DO THIS: Restate every entry word for word.

(Data records)

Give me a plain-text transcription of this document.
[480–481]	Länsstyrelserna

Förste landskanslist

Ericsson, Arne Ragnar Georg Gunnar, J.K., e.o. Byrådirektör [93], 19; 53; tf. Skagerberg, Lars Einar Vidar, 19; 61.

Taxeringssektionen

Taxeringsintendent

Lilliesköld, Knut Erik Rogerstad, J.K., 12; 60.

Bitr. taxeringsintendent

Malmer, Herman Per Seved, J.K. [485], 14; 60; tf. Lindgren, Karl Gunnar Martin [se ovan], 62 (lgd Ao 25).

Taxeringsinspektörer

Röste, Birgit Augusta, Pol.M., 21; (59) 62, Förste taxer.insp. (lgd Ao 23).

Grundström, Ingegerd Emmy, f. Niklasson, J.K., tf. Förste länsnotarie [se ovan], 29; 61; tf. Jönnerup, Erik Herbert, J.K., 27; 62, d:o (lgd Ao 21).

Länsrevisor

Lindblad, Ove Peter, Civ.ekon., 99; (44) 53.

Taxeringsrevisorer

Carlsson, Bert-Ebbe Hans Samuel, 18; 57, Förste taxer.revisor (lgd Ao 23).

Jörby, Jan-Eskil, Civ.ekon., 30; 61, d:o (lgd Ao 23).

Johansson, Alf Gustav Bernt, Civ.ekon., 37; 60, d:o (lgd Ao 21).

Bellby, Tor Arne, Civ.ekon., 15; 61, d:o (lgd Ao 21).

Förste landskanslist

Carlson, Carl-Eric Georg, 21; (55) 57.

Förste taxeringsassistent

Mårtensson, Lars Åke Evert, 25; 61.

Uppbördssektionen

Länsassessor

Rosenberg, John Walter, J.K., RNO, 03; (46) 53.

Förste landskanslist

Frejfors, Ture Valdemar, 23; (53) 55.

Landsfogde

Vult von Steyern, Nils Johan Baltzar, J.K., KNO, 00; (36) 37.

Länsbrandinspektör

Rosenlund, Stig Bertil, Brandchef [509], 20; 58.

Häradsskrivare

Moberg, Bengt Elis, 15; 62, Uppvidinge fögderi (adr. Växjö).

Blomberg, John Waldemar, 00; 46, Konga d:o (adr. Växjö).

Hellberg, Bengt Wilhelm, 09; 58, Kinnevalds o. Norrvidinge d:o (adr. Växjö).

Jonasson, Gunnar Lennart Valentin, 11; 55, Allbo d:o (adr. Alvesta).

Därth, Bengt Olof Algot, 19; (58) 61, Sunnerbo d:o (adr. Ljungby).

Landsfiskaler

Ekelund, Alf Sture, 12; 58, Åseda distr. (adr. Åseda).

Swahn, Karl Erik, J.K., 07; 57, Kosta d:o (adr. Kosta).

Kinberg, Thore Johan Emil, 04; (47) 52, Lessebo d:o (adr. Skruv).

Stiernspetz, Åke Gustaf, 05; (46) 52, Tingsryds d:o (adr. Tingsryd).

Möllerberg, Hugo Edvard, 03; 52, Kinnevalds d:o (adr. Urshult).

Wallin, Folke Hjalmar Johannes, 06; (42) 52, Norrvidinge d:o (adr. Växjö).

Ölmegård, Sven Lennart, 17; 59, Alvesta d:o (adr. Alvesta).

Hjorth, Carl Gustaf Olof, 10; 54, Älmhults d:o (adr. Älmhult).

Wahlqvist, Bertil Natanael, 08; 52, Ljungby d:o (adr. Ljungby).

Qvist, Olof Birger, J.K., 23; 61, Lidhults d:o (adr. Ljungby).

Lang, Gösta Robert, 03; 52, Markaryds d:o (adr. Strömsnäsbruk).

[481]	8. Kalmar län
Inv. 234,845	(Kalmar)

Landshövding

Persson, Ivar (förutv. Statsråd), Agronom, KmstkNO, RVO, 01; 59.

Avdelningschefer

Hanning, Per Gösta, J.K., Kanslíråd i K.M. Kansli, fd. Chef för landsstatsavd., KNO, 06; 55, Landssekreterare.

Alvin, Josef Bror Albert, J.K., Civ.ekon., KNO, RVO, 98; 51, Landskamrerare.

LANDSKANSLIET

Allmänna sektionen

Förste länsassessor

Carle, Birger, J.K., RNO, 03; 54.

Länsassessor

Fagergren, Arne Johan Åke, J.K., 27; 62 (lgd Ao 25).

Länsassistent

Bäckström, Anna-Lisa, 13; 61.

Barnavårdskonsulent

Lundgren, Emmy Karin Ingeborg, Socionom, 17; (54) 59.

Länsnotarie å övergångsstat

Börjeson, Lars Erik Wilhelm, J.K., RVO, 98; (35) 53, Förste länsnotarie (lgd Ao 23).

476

CORRECT RESULT:
Give me a plain-text transcription of this document.
[480–481]	Länsstyrelserna

Förste landskanslist

Ericsson, Arne Ragnar Georg Gunnar, J.K., e.o. Byrådirektör [93], 19; 53; tf. Skagerberg, Lars Einar Vidar, 19; 61.

Taxeringssektionen

Taxeringsintendent

Lilliesköld, Knut Erik Rogerstad, J.K., 12; 60.

Bitr. taxeringsintendent

Malmer, Herman Per Seved, J.K. [485], 14; 60; tf. Lindgren, Karl Gunnar Martin [se ovan], 62 (lgd Ao 25).

Taxeringsinspektörer

Röste, Birgit Augusta, Pol.M., 21; (59) 62, Förste taxer.insp. (lgd Ao 23).

Grundström, Ingegerd Emmy, f. Niklasson, J.K., tf. Förste länsnotarie [se ovan], 29; 61; tf. Jönnerup, Erik Herbert, J.K., 27; 62, d:o (lgd Ao 21).

Länsrevisor

Lindblad, Ove Peter, Civ.ekon., 99; (44) 53.

Taxeringsrevisorer

Carlsson, Bert-Ebbe Hans Samuel, 18; 57, Förste taxer.revisor (lgd Ao 23).

Jörby, Jan-Eskil, Civ.ekon., 30; 61, d:o (lgd Ao 23).

Johansson, Alf Gustav Bernt, Civ.ekon., 37; 60, d:o (lgd Ao 21).

Bellby, Tor Arne, Civ.ekon., 15; 61, d:o (lgd Ao 21).

Förste landskanslist

Carlson, Carl-Eric Georg, 21; (55) 57.

Förste taxeringsassistent

Mårtensson, Lars Åke Evert, 25; 61.

Uppbördssektionen

Länsassessor

Rosenberg, John Walter, J.K., RNO, 03; (46) 53.

Förste landskanslist

Frejfors, Ture Valdemar, 23; (53) 55.

Landsfogde

Vult von Steyern, Nils Johan Baltzar, J.K., KNO, 00; (36) 37.

Länsbrandinspektör

Rosenlund, Stig Bertil, Brandchef [509], 20; 58.

Häradsskrivare

Moberg, Bengt Elis, 15; 62, Uppvidinge fögderi (adr. Växjö).

Blomberg, John Waldemar, 00; 46, Konga d:o (adr. Växjö).

Hellberg, Bengt Wilhelm, 09; 58, Kinnevalds o. Norrvidinge d:o (adr. Växjö).

Jonasson, Gunnar Lennart Valentin, 11; 55, Allbo d:o (adr. Alvesta).

Därth, Bengt Olof Algot, 19; (58) 61, Sunnerbo d:o (adr. Ljungby).

Landsfiskaler

Ekelund, Alf Sture, 12; 58, Åseda distr. (adr. Åseda).

Swahn, Karl Erik, J.K., 07; 57, Kosta d:o (adr. Kosta).

Kinberg, Thore Johan Emil, 04; (47) 52, Lessebo d:o (adr. Skruv).

Stiernspetz, Åke Gustaf, 05; (46) 52, Tingsryds d:o (adr. Tingsryd).

Möllerberg, Hugo Edvard, 03; 52, Kinnevalds d:o (adr. Urshult).

Wallin, Folke Hjalmar Johannes, 06; (42) 52, Norrvidinge d:o (adr. Växjö).

Ölmegård, Sven Lennart, 17; 59, Alvesta d:o (adr. Alvesta).

Hjorth, Carl Gustaf Olof, 10; 54, Älmhults d:o (adr. Älmhult).

Wahlqvist, Bertil Natanael, 08; 52, Ljungby d:o (adr. Ljungby).

Qvist, Olof Birger, J.K., 23; 61, Lidhults d:o (adr. Ljungby).

Lang, Gösta Robert, 03; 52, Markaryds d:o (adr. Strömsnäsbruk).

[481]	8. Kalmar län
Inv. 234,845	(Kalmar)

Landshövding

Persson, Ivar (förutv. Statsråd), Agronom, KmstkNO, RVO, 01; 59.

Avdelningschefer

Hanning, Per Gösta, J.K., Kanslíråd i K.M. Kansli, fd. Chef för landsstatsavd., KNO, 06; 55, Landssekreterare.

Alvin, Josef Bror Albert, J.K., Civ.ekon., KNO, RVO, 98; 51, Landskamrerare.

LANDSKANSLIET

Allmänna sektionen

Förste länsassessor

Carle, Birger, J.K., RNO, 03; 54.

Länsassessor

Fagergren, Arne Johan Åke, J.K., 27; 62 (lgd Ao 25).

Länsassistent

Bäckström, Anna-Lisa, 13; 61.

Barnavårdskonsulent

Lundgren, Emmy Karin Ingeborg, Socionom, 17; (54) 59.

Länsnotarie å övergångsstat

Börjeson, Lars Erik Wilhelm, J.K., RVO, 98; (35) 53, Förste länsnotarie (lgd Ao 23).

476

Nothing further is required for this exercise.